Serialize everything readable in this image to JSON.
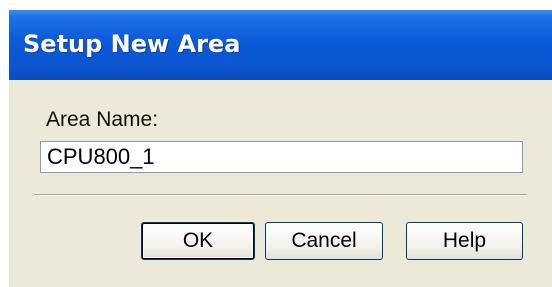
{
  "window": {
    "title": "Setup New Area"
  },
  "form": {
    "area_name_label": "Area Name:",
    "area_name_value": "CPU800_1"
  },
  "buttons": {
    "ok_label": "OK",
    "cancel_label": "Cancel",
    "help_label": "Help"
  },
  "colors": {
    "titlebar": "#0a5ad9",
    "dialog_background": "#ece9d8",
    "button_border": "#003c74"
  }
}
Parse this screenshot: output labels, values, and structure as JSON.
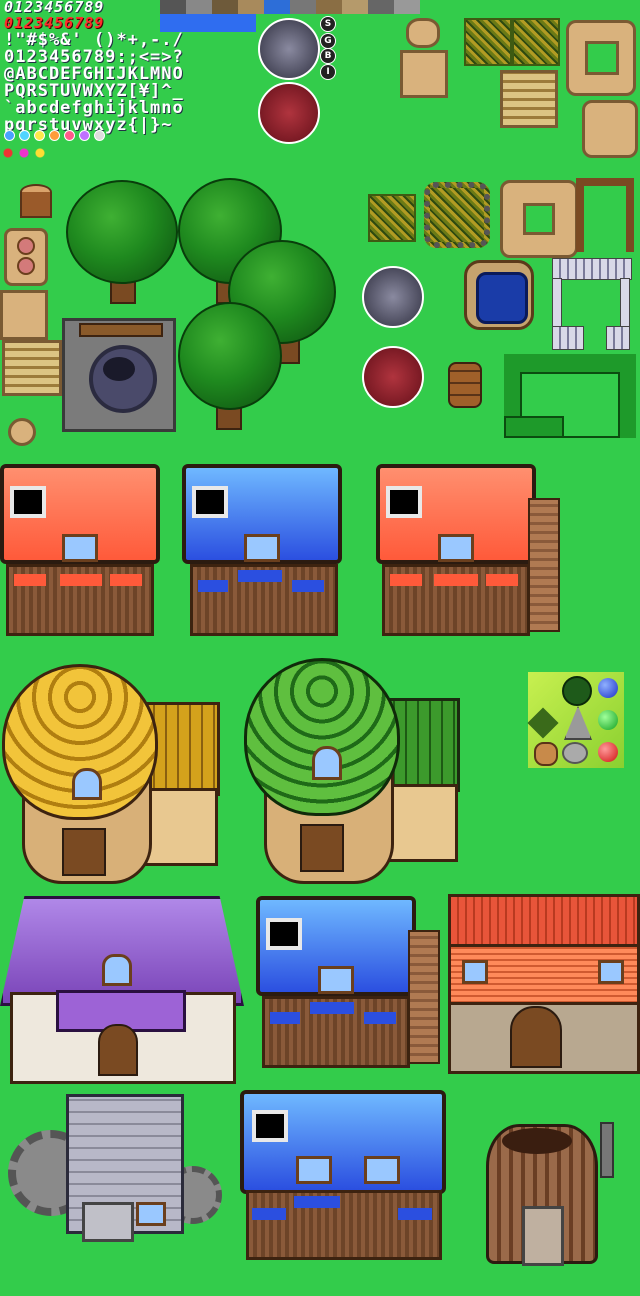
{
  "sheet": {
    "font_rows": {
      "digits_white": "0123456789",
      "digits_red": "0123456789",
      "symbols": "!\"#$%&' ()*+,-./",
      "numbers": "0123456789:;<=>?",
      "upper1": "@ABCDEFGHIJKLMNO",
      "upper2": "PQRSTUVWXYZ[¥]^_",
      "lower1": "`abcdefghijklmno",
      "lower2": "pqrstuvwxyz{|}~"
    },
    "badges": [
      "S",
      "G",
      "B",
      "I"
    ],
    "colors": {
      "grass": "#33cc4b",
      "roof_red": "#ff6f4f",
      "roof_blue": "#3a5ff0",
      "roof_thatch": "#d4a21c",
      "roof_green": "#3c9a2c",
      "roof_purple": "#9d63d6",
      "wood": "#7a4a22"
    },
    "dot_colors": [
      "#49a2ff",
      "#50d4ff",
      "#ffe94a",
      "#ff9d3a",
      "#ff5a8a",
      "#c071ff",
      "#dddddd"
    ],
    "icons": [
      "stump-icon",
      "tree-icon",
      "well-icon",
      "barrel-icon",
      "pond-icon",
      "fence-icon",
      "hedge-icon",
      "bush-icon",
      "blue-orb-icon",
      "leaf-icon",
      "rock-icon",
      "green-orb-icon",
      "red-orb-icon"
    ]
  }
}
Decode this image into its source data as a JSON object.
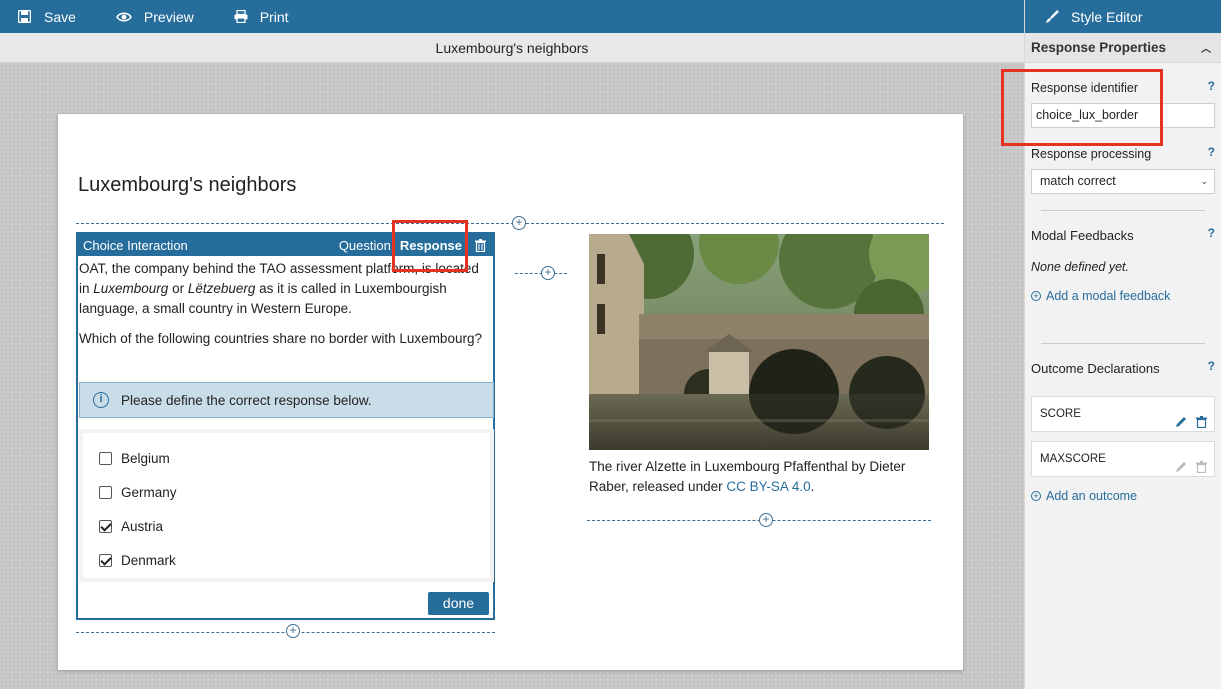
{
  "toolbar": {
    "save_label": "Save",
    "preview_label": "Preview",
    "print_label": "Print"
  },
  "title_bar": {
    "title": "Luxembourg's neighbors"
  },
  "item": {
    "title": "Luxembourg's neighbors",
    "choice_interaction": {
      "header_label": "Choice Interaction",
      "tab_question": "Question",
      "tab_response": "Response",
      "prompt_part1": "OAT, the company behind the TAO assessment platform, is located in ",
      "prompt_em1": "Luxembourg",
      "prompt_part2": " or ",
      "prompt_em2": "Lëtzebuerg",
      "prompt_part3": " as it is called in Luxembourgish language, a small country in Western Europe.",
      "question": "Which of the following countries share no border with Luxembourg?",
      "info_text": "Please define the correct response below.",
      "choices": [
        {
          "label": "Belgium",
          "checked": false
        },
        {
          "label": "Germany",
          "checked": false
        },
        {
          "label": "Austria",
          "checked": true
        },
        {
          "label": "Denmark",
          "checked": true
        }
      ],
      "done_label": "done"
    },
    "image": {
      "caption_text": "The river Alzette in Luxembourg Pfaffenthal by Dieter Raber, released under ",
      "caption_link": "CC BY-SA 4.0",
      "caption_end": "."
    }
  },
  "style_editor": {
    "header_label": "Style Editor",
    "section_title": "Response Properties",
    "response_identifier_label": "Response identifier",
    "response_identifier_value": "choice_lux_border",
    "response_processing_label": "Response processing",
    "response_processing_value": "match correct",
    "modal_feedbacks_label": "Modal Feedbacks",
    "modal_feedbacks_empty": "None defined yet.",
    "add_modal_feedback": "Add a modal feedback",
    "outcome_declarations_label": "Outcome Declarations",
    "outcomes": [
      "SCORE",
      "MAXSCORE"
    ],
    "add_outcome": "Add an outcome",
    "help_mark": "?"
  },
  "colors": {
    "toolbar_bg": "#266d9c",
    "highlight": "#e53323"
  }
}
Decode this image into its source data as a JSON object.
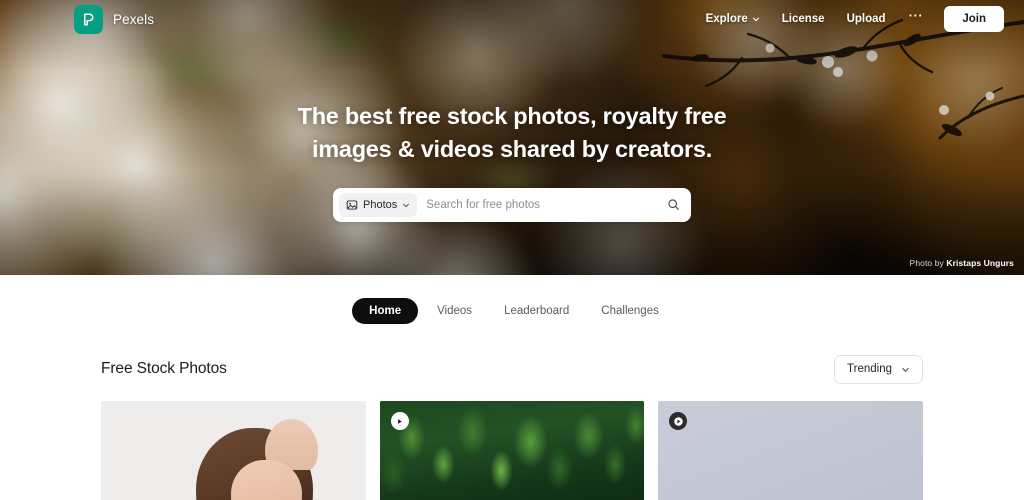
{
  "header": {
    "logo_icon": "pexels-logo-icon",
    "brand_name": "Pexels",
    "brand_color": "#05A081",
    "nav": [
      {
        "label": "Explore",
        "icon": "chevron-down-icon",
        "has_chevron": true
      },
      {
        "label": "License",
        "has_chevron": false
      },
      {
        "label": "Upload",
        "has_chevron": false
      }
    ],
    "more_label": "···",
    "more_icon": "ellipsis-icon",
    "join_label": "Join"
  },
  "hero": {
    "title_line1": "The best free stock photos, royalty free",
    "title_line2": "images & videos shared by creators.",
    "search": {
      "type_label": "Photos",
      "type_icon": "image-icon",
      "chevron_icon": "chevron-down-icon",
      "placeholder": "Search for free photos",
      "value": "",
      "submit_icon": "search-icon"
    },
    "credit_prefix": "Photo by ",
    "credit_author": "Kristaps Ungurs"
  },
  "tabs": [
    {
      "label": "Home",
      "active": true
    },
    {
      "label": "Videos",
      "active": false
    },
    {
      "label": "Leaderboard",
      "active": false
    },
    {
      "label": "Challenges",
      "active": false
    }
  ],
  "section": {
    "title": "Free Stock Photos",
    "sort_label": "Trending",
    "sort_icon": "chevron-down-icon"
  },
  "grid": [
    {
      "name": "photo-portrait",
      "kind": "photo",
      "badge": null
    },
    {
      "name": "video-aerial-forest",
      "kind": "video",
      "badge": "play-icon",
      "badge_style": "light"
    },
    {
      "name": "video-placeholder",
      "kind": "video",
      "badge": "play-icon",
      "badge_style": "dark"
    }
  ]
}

#####

> _Task to complete_:
How many lines of these entries contain the string "correct"? Reply with the number alone.

> _Task solution_:
2